Dataset rows –
========
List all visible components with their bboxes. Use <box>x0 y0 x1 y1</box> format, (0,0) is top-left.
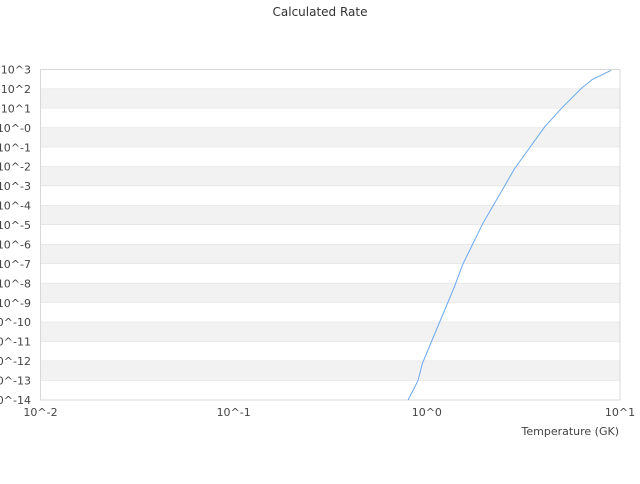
y-tick-label: 10^-1 <box>0 141 31 154</box>
grid-band <box>40 205 620 226</box>
grid-band <box>40 244 620 264</box>
grid-band <box>40 225 620 245</box>
grid-band <box>40 186 620 206</box>
grid-band <box>40 302 620 323</box>
grid-band <box>40 166 620 187</box>
grid-band <box>40 108 620 128</box>
grid-band <box>40 147 620 167</box>
x-tick-label: 10^0 <box>412 406 442 419</box>
y-tick-label: 10^-6 <box>0 238 31 251</box>
y-tick-label: 10^-5 <box>0 219 31 232</box>
y-tick-label: 10^-10 <box>0 316 31 329</box>
grid-band <box>40 341 620 362</box>
grid-band <box>40 361 620 381</box>
y-tick-label: 10^-12 <box>0 355 31 368</box>
y-tick-label: 10^-4 <box>0 200 31 213</box>
y-tick-label: 10^-14 <box>0 394 31 407</box>
chart-title: Calculated Rate <box>273 5 368 19</box>
plot-area-border <box>40 69 621 401</box>
y-tick-label: 10^-11 <box>0 336 31 349</box>
grid-band <box>40 69 620 89</box>
y-tick-label: 10^-3 <box>0 180 31 193</box>
x-tick-label: 10^-2 <box>23 406 57 419</box>
grid-band <box>40 88 620 109</box>
x-tick-label: 10^1 <box>605 406 635 419</box>
y-tick-label: 10^-9 <box>0 297 31 310</box>
y-tick-label: 10^2 <box>1 83 31 96</box>
grid-band <box>40 263 620 284</box>
y-tick-label: 10^-7 <box>0 258 31 271</box>
y-tick-label: 10^-13 <box>0 375 31 388</box>
x-axis-label: Temperature (GK) <box>521 425 620 438</box>
y-tick-label: 10^-2 <box>0 161 31 174</box>
grid-band <box>40 380 620 400</box>
y-tick-label: 10^1 <box>1 102 31 115</box>
series-line <box>407 69 612 401</box>
y-tick-label: 10^-0 <box>0 122 31 135</box>
y-tick-label: 10^3 <box>1 64 31 77</box>
grid-band <box>40 283 620 303</box>
x-tick-label: 10^-1 <box>217 406 251 419</box>
grid-band <box>40 127 620 148</box>
y-tick-label: 10^-8 <box>0 277 31 290</box>
grid-band <box>40 322 620 342</box>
========
Requirement – Extract every line of the data above without changing a single character, and leave the picture out of your answer.

Response –
List all visible components with their bboxes. Use <box>x0 y0 x1 y1</box> format, (0,0) is top-left.
y-tick-label: 10^-1 <box>0 141 31 154</box>
grid-band <box>40 205 620 226</box>
grid-band <box>40 244 620 264</box>
grid-band <box>40 225 620 245</box>
grid-band <box>40 186 620 206</box>
grid-band <box>40 302 620 323</box>
grid-band <box>40 166 620 187</box>
grid-band <box>40 108 620 128</box>
grid-band <box>40 147 620 167</box>
x-tick-label: 10^0 <box>412 406 442 419</box>
y-tick-label: 10^-6 <box>0 238 31 251</box>
y-tick-label: 10^-5 <box>0 219 31 232</box>
y-tick-label: 10^-10 <box>0 316 31 329</box>
grid-band <box>40 341 620 362</box>
grid-band <box>40 361 620 381</box>
y-tick-label: 10^-12 <box>0 355 31 368</box>
y-tick-label: 10^-4 <box>0 200 31 213</box>
y-tick-label: 10^-14 <box>0 394 31 407</box>
chart-title: Calculated Rate <box>273 5 368 19</box>
plot-area-border <box>40 69 621 401</box>
y-tick-label: 10^-11 <box>0 336 31 349</box>
grid-band <box>40 69 620 89</box>
y-tick-label: 10^-3 <box>0 180 31 193</box>
x-tick-label: 10^-2 <box>23 406 57 419</box>
grid-band <box>40 88 620 109</box>
x-tick-label: 10^1 <box>605 406 635 419</box>
y-tick-label: 10^-9 <box>0 297 31 310</box>
y-tick-label: 10^2 <box>1 83 31 96</box>
grid-band <box>40 263 620 284</box>
y-tick-label: 10^-7 <box>0 258 31 271</box>
y-tick-label: 10^-13 <box>0 375 31 388</box>
x-axis-label: Temperature (GK) <box>521 425 620 438</box>
y-tick-label: 10^-2 <box>0 161 31 174</box>
grid-band <box>40 380 620 400</box>
y-tick-label: 10^1 <box>1 102 31 115</box>
series-line <box>407 69 612 401</box>
y-tick-label: 10^-0 <box>0 122 31 135</box>
y-tick-label: 10^3 <box>1 64 31 77</box>
grid-band <box>40 283 620 303</box>
x-tick-label: 10^-1 <box>217 406 251 419</box>
grid-band <box>40 127 620 148</box>
y-tick-label: 10^-8 <box>0 277 31 290</box>
grid-band <box>40 322 620 342</box>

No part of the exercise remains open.